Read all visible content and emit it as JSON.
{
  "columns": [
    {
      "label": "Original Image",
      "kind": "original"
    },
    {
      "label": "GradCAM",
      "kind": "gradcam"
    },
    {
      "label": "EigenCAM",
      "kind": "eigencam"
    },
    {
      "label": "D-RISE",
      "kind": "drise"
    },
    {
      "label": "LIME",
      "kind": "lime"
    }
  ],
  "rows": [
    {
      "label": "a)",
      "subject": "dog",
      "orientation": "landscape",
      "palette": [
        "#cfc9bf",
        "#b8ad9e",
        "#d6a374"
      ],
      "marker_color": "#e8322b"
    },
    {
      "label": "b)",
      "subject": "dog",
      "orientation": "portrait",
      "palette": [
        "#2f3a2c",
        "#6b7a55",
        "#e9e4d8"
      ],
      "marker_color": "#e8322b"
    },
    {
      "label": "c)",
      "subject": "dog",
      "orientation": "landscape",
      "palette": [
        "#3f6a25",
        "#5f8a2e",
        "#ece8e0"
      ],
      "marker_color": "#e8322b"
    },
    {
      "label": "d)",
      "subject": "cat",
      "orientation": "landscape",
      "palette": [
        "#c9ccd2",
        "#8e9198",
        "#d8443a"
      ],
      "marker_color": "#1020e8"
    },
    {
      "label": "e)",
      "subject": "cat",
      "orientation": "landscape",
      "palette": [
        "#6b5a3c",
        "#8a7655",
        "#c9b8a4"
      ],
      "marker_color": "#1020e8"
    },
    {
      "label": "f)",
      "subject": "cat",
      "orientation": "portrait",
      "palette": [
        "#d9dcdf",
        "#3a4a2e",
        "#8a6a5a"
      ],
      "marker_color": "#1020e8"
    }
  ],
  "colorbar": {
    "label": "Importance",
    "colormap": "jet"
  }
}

-- -- --

[TO BE DONE] Set down every line of the listing above again, exactly as given.

[FINISHED EXERCISE]
Read all visible content and emit it as JSON.
{
  "columns": [
    {
      "label": "Original Image",
      "kind": "original"
    },
    {
      "label": "GradCAM",
      "kind": "gradcam"
    },
    {
      "label": "EigenCAM",
      "kind": "eigencam"
    },
    {
      "label": "D-RISE",
      "kind": "drise"
    },
    {
      "label": "LIME",
      "kind": "lime"
    }
  ],
  "rows": [
    {
      "label": "a)",
      "subject": "dog",
      "orientation": "landscape",
      "palette": [
        "#cfc9bf",
        "#b8ad9e",
        "#d6a374"
      ],
      "marker_color": "#e8322b"
    },
    {
      "label": "b)",
      "subject": "dog",
      "orientation": "portrait",
      "palette": [
        "#2f3a2c",
        "#6b7a55",
        "#e9e4d8"
      ],
      "marker_color": "#e8322b"
    },
    {
      "label": "c)",
      "subject": "dog",
      "orientation": "landscape",
      "palette": [
        "#3f6a25",
        "#5f8a2e",
        "#ece8e0"
      ],
      "marker_color": "#e8322b"
    },
    {
      "label": "d)",
      "subject": "cat",
      "orientation": "landscape",
      "palette": [
        "#c9ccd2",
        "#8e9198",
        "#d8443a"
      ],
      "marker_color": "#1020e8"
    },
    {
      "label": "e)",
      "subject": "cat",
      "orientation": "landscape",
      "palette": [
        "#6b5a3c",
        "#8a7655",
        "#c9b8a4"
      ],
      "marker_color": "#1020e8"
    },
    {
      "label": "f)",
      "subject": "cat",
      "orientation": "portrait",
      "palette": [
        "#d9dcdf",
        "#3a4a2e",
        "#8a6a5a"
      ],
      "marker_color": "#1020e8"
    }
  ],
  "colorbar": {
    "label": "Importance",
    "colormap": "jet"
  }
}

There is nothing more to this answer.